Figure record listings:
--

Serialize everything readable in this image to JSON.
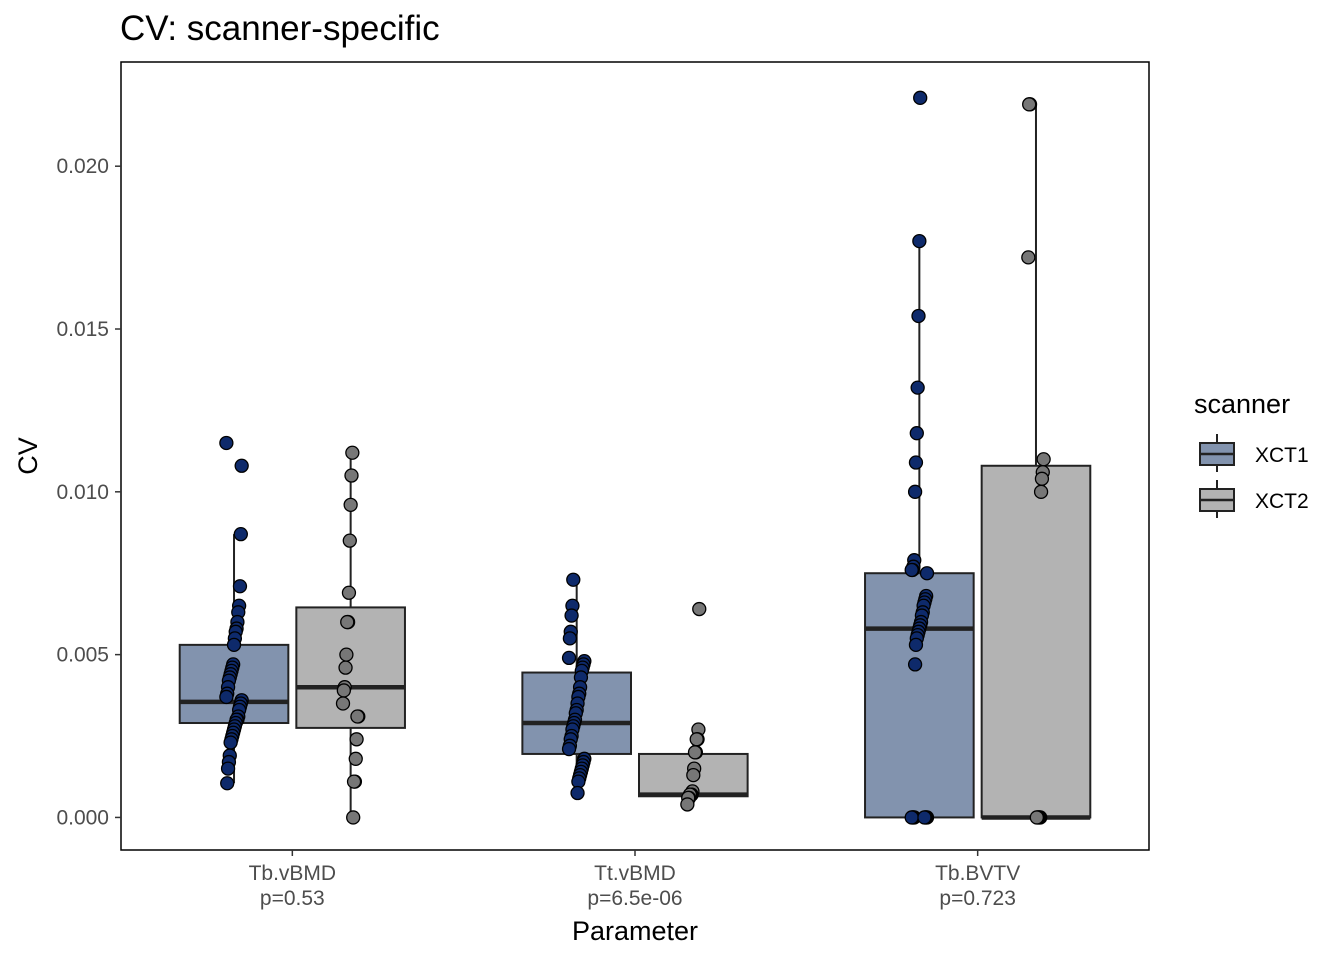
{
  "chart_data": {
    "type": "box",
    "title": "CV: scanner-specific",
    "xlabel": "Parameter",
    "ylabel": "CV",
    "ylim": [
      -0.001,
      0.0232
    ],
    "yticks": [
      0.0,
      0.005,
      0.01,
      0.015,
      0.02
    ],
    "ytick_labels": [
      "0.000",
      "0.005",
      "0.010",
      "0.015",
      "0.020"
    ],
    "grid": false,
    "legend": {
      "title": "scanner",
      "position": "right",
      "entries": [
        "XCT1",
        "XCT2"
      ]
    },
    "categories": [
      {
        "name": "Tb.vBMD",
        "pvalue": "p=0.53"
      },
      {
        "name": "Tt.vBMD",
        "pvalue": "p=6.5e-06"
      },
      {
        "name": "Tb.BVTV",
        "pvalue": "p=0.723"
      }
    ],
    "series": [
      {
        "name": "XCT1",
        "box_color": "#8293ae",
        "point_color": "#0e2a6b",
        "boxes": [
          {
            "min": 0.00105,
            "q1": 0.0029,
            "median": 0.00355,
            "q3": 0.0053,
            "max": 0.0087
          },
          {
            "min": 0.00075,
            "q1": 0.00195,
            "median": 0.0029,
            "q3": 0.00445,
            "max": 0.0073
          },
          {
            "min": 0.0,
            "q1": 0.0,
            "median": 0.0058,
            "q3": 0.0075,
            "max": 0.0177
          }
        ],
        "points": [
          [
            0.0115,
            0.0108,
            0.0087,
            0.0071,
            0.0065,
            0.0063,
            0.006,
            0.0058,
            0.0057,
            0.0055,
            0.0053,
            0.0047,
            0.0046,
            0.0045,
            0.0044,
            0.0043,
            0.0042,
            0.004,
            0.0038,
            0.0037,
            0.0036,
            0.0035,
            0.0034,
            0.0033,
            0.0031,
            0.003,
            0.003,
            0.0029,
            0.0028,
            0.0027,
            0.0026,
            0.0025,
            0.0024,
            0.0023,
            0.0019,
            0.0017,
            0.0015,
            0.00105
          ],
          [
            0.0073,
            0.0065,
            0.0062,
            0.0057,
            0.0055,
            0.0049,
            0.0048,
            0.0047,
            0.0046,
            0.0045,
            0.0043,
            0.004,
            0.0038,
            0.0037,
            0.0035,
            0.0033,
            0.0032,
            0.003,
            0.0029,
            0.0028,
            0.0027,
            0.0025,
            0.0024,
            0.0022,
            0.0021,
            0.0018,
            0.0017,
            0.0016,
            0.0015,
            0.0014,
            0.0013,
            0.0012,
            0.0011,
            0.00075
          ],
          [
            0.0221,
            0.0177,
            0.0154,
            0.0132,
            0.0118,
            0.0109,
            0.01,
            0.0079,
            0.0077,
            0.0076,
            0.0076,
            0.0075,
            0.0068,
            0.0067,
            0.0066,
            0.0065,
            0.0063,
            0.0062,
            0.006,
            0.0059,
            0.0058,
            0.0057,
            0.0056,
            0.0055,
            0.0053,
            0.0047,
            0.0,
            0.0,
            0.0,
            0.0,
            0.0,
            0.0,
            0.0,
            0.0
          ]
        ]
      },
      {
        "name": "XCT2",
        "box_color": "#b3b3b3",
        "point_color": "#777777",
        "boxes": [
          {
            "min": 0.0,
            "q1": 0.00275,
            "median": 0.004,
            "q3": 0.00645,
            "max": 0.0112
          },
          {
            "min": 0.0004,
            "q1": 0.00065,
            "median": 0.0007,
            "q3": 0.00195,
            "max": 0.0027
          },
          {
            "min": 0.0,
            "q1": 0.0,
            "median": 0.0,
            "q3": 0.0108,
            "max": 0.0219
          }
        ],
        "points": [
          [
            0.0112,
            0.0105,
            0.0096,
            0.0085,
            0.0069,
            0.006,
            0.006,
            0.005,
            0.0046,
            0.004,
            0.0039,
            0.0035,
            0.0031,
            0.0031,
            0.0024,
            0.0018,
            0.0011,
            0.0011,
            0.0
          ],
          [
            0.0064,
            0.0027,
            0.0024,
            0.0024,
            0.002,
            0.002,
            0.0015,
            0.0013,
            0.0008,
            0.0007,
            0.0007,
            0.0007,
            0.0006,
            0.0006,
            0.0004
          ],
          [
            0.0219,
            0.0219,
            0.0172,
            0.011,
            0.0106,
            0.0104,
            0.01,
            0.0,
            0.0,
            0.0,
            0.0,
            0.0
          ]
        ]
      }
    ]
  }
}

--

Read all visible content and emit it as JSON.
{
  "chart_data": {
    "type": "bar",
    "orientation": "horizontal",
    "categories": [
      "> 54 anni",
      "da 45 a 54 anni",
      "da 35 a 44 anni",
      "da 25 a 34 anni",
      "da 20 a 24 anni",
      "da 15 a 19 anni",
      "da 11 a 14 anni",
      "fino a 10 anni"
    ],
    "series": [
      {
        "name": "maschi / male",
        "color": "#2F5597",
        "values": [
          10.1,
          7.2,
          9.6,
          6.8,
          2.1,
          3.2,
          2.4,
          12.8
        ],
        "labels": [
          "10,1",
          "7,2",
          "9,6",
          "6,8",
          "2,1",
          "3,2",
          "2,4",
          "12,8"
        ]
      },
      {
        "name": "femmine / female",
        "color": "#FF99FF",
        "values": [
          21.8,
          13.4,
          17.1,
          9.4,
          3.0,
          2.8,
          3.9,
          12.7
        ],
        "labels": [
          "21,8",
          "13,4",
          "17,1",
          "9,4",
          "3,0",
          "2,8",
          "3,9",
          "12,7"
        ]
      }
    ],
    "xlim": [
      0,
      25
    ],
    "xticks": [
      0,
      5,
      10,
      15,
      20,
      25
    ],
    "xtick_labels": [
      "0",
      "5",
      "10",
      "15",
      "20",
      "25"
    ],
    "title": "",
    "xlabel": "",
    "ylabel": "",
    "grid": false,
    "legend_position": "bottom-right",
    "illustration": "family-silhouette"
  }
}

--

Task to complete: Find the string "scanner" in the listing and return every line that holds it.

Answer for this exercise:
    "title": "CV: scanner-specific",
      "title": "scanner",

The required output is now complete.